Transcribe the records below exactly as they appear.

==============================

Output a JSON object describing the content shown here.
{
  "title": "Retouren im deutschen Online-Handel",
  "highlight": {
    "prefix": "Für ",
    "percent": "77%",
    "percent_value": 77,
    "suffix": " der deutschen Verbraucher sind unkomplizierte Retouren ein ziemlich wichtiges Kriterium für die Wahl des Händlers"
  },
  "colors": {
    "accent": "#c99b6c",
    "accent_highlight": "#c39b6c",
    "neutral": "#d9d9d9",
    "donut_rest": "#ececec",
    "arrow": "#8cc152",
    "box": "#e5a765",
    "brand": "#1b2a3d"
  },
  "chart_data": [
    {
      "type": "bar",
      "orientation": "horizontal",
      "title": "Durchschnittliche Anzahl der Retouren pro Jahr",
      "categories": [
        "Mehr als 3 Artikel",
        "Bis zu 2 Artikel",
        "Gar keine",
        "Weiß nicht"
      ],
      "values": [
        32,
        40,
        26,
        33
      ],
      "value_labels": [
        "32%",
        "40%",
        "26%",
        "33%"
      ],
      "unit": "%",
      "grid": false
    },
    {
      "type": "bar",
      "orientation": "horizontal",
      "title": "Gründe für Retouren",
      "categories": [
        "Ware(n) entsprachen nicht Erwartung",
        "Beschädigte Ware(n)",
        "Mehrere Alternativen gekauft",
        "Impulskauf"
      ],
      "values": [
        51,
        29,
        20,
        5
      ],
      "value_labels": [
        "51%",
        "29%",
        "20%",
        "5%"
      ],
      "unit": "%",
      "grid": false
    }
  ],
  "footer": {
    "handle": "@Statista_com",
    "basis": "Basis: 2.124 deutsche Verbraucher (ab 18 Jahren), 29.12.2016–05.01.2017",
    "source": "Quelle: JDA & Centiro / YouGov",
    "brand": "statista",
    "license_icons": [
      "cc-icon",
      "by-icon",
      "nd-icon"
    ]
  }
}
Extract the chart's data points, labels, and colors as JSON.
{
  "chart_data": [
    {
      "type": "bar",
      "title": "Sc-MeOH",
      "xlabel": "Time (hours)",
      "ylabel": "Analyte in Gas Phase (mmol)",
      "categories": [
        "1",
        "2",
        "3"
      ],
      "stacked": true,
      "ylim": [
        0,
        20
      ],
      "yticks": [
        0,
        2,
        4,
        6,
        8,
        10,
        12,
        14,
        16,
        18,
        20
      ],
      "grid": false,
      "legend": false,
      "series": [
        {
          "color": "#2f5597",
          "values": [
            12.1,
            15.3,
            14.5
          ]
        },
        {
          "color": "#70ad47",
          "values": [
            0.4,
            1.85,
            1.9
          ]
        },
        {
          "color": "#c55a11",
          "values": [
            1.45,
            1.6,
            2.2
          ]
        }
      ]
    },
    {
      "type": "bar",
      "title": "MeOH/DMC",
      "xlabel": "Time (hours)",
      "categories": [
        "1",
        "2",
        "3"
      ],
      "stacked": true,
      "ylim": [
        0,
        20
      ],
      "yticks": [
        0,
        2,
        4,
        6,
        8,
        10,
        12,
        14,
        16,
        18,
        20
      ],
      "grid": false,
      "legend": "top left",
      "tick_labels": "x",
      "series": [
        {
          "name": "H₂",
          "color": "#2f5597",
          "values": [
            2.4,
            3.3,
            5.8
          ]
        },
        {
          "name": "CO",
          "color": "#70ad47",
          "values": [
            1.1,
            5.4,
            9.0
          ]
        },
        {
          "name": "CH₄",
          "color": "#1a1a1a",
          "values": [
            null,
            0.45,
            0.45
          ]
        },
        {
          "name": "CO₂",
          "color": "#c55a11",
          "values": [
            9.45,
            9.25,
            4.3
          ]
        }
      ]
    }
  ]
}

==============================

Answer to this task:
Output a JSON object describing the content shown here.
{
  "title": "Retouren im deutschen Online-Handel",
  "highlight": {
    "prefix": "Für ",
    "percent": "77%",
    "percent_value": 77,
    "suffix": " der deutschen Verbraucher sind unkomplizierte Retouren ein ziemlich wichtiges Kriterium für die Wahl des Händlers"
  },
  "colors": {
    "accent": "#c99b6c",
    "accent_highlight": "#c39b6c",
    "neutral": "#d9d9d9",
    "donut_rest": "#ececec",
    "arrow": "#8cc152",
    "box": "#e5a765",
    "brand": "#1b2a3d"
  },
  "chart_data": [
    {
      "type": "bar",
      "orientation": "horizontal",
      "title": "Durchschnittliche Anzahl der Retouren pro Jahr",
      "categories": [
        "Mehr als 3 Artikel",
        "Bis zu 2 Artikel",
        "Gar keine",
        "Weiß nicht"
      ],
      "values": [
        32,
        40,
        26,
        33
      ],
      "value_labels": [
        "32%",
        "40%",
        "26%",
        "33%"
      ],
      "unit": "%",
      "grid": false
    },
    {
      "type": "bar",
      "orientation": "horizontal",
      "title": "Gründe für Retouren",
      "categories": [
        "Ware(n) entsprachen nicht Erwartung",
        "Beschädigte Ware(n)",
        "Mehrere Alternativen gekauft",
        "Impulskauf"
      ],
      "values": [
        51,
        29,
        20,
        5
      ],
      "value_labels": [
        "51%",
        "29%",
        "20%",
        "5%"
      ],
      "unit": "%",
      "grid": false
    }
  ],
  "footer": {
    "handle": "@Statista_com",
    "basis": "Basis: 2.124 deutsche Verbraucher (ab 18 Jahren), 29.12.2016–05.01.2017",
    "source": "Quelle: JDA & Centiro / YouGov",
    "brand": "statista",
    "license_icons": [
      "cc-icon",
      "by-icon",
      "nd-icon"
    ]
  }
}
Extract the chart's data points, labels, and colors as JSON.
{
  "chart_data": [
    {
      "type": "bar",
      "title": "Sc-MeOH",
      "xlabel": "Time (hours)",
      "ylabel": "Analyte in Gas Phase (mmol)",
      "categories": [
        "1",
        "2",
        "3"
      ],
      "stacked": true,
      "ylim": [
        0,
        20
      ],
      "yticks": [
        0,
        2,
        4,
        6,
        8,
        10,
        12,
        14,
        16,
        18,
        20
      ],
      "grid": false,
      "legend": false,
      "series": [
        {
          "color": "#2f5597",
          "values": [
            12.1,
            15.3,
            14.5
          ]
        },
        {
          "color": "#70ad47",
          "values": [
            0.4,
            1.85,
            1.9
          ]
        },
        {
          "color": "#c55a11",
          "values": [
            1.45,
            1.6,
            2.2
          ]
        }
      ]
    },
    {
      "type": "bar",
      "title": "MeOH/DMC",
      "xlabel": "Time (hours)",
      "categories": [
        "1",
        "2",
        "3"
      ],
      "stacked": true,
      "ylim": [
        0,
        20
      ],
      "yticks": [
        0,
        2,
        4,
        6,
        8,
        10,
        12,
        14,
        16,
        18,
        20
      ],
      "grid": false,
      "legend": "top left",
      "tick_labels": "x",
      "series": [
        {
          "name": "H₂",
          "color": "#2f5597",
          "values": [
            2.4,
            3.3,
            5.8
          ]
        },
        {
          "name": "CO",
          "color": "#70ad47",
          "values": [
            1.1,
            5.4,
            9.0
          ]
        },
        {
          "name": "CH₄",
          "color": "#1a1a1a",
          "values": [
            null,
            0.45,
            0.45
          ]
        },
        {
          "name": "CO₂",
          "color": "#c55a11",
          "values": [
            9.45,
            9.25,
            4.3
          ]
        }
      ]
    }
  ]
}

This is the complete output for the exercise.